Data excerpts
---*---
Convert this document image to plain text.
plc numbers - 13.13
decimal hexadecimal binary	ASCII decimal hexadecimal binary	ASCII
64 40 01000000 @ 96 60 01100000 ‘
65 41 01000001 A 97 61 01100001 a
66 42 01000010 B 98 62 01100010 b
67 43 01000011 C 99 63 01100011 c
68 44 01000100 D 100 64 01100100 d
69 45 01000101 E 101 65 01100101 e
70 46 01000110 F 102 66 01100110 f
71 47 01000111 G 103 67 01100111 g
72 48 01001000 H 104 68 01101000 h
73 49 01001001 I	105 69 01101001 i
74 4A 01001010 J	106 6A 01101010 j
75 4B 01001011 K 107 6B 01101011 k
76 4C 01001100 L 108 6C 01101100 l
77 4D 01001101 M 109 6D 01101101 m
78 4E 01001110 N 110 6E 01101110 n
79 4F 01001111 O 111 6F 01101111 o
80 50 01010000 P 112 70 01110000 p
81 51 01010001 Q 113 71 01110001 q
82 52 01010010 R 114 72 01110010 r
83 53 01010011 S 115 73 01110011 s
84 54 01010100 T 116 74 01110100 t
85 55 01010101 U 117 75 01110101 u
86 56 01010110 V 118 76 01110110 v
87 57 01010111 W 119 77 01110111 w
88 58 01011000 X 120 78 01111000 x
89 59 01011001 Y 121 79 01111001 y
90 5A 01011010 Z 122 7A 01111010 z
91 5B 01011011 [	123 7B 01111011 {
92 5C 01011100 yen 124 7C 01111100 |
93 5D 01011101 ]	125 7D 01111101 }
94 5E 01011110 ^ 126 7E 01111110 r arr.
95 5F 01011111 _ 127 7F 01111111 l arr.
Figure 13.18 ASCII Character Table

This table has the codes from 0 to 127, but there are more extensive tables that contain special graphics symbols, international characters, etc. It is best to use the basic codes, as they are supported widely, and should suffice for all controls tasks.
---*---
WRITTEN PROBLEM —
Give back the whole listing exactly as it reads.

FINAL RESULT —
Convert this document image to plain text.
plc numbers - 13.13
decimal hexadecimal binary	ASCII decimal hexadecimal binary	ASCII
64 40 01000000 @ 96 60 01100000 ‘
65 41 01000001 A 97 61 01100001 a
66 42 01000010 B 98 62 01100010 b
67 43 01000011 C 99 63 01100011 c
68 44 01000100 D 100 64 01100100 d
69 45 01000101 E 101 65 01100101 e
70 46 01000110 F 102 66 01100110 f
71 47 01000111 G 103 67 01100111 g
72 48 01001000 H 104 68 01101000 h
73 49 01001001 I	105 69 01101001 i
74 4A 01001010 J	106 6A 01101010 j
75 4B 01001011 K 107 6B 01101011 k
76 4C 01001100 L 108 6C 01101100 l
77 4D 01001101 M 109 6D 01101101 m
78 4E 01001110 N 110 6E 01101110 n
79 4F 01001111 O 111 6F 01101111 o
80 50 01010000 P 112 70 01110000 p
81 51 01010001 Q 113 71 01110001 q
82 52 01010010 R 114 72 01110010 r
83 53 01010011 S 115 73 01110011 s
84 54 01010100 T 116 74 01110100 t
85 55 01010101 U 117 75 01110101 u
86 56 01010110 V 118 76 01110110 v
87 57 01010111 W 119 77 01110111 w
88 58 01011000 X 120 78 01111000 x
89 59 01011001 Y 121 79 01111001 y
90 5A 01011010 Z 122 7A 01111010 z
91 5B 01011011 [	123 7B 01111011 {
92 5C 01011100 yen 124 7C 01111100 |
93 5D 01011101 ]	125 7D 01111101 }
94 5E 01011110 ^ 126 7E 01111110 r arr.
95 5F 01011111 _ 127 7F 01111111 l arr.
Figure 13.18 ASCII Character Table

This table has the codes from 0 to 127, but there are more extensive tables that contain special graphics symbols, international characters, etc. It is best to use the basic codes, as they are supported widely, and should suffice for all controls tasks.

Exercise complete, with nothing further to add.